Leave the pictures out and print every record below exactly as it stands.

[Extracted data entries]

- - -

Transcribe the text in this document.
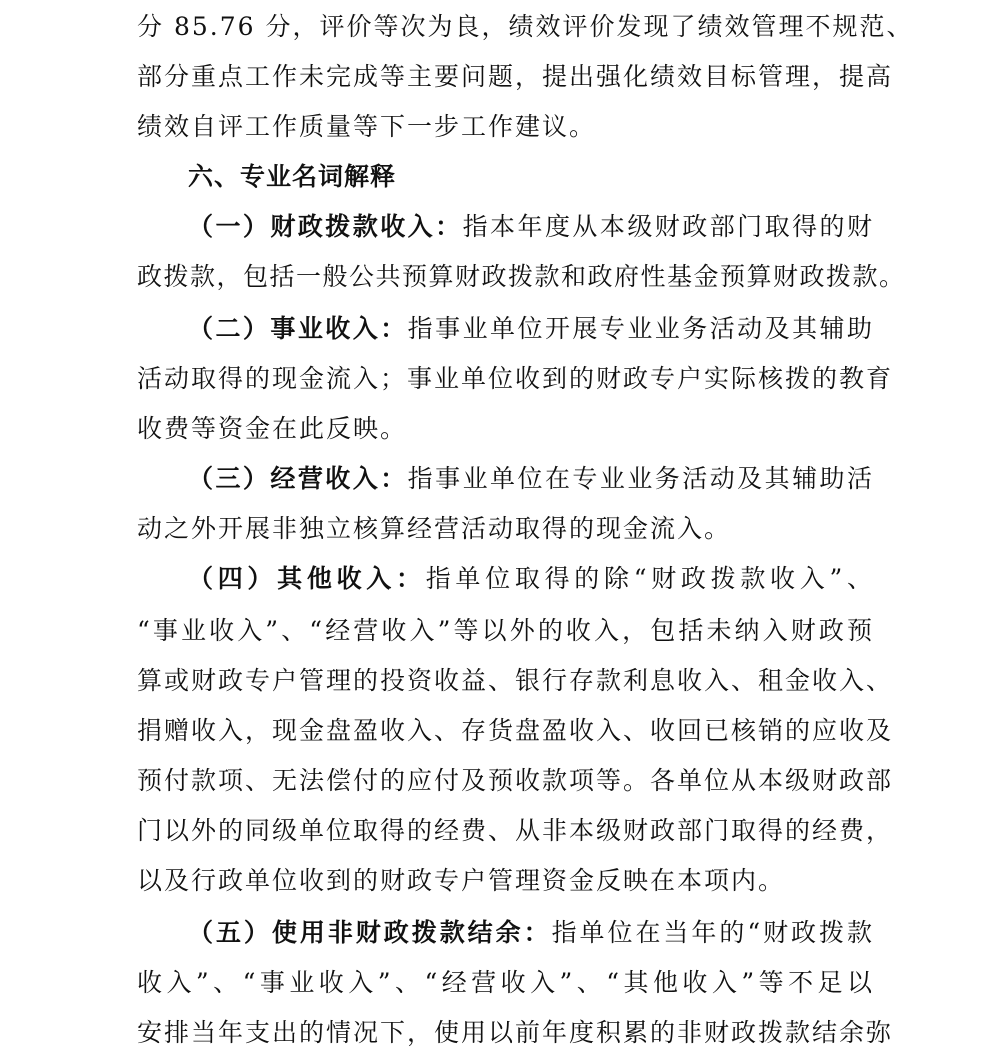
分 85.76 分，评价等次为良，绩效评价发现了绩效管理不规范、
部分重点工作未完成等主要问题，提出强化绩效目标管理，提高
绩效自评工作质量等下一步工作建议。
六、专业名词解释
（一）财政拨款收入：指本年度从本级财政部门取得的财
政拨款，包括一般公共预算财政拨款和政府性基金预算财政拨款。
（二）事业收入：指事业单位开展专业业务活动及其辅助
活动取得的现金流入；事业单位收到的财政专户实际核拨的教育
收费等资金在此反映。
（三）经营收入：指事业单位在专业业务活动及其辅助活
动之外开展非独立核算经营活动取得的现金流入。
（四）其他收入：指单位取得的除“财政拨款收入”、
“事业收入”、“经营收入”等以外的收入，包括未纳入财政预
算或财政专户管理的投资收益、银行存款利息收入、租金收入、
捐赠收入，现金盘盈收入、存货盘盈收入、收回已核销的应收及
预付款项、无法偿付的应付及预收款项等。各单位从本级财政部
门以外的同级单位取得的经费、从非本级财政部门取得的经费，
以及行政单位收到的财政专户管理资金反映在本项内。
（五）使用非财政拨款结余：指单位在当年的“财政拨款
收入”、“事业收入”、“经营收入”、“其他收入”等不足以
安排当年支出的情况下，使用以前年度积累的非财政拨款结余弥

- - -

> _Task result_
Transcribe the text in this document.
分 85.76 分，评价等次为良，绩效评价发现了绩效管理不规范、
部分重点工作未完成等主要问题，提出强化绩效目标管理，提高
绩效自评工作质量等下一步工作建议。
六、专业名词解释
（一）财政拨款收入：指本年度从本级财政部门取得的财
政拨款，包括一般公共预算财政拨款和政府性基金预算财政拨款。
（二）事业收入：指事业单位开展专业业务活动及其辅助
活动取得的现金流入；事业单位收到的财政专户实际核拨的教育
收费等资金在此反映。
（三）经营收入：指事业单位在专业业务活动及其辅助活
动之外开展非独立核算经营活动取得的现金流入。
（四）其他收入：指单位取得的除“财政拨款收入”、
“事业收入”、“经营收入”等以外的收入，包括未纳入财政预
算或财政专户管理的投资收益、银行存款利息收入、租金收入、
捐赠收入，现金盘盈收入、存货盘盈收入、收回已核销的应收及
预付款项、无法偿付的应付及预收款项等。各单位从本级财政部
门以外的同级单位取得的经费、从非本级财政部门取得的经费，
以及行政单位收到的财政专户管理资金反映在本项内。
（五）使用非财政拨款结余：指单位在当年的“财政拨款
收入”、“事业收入”、“经营收入”、“其他收入”等不足以
安排当年支出的情况下，使用以前年度积累的非财政拨款结余弥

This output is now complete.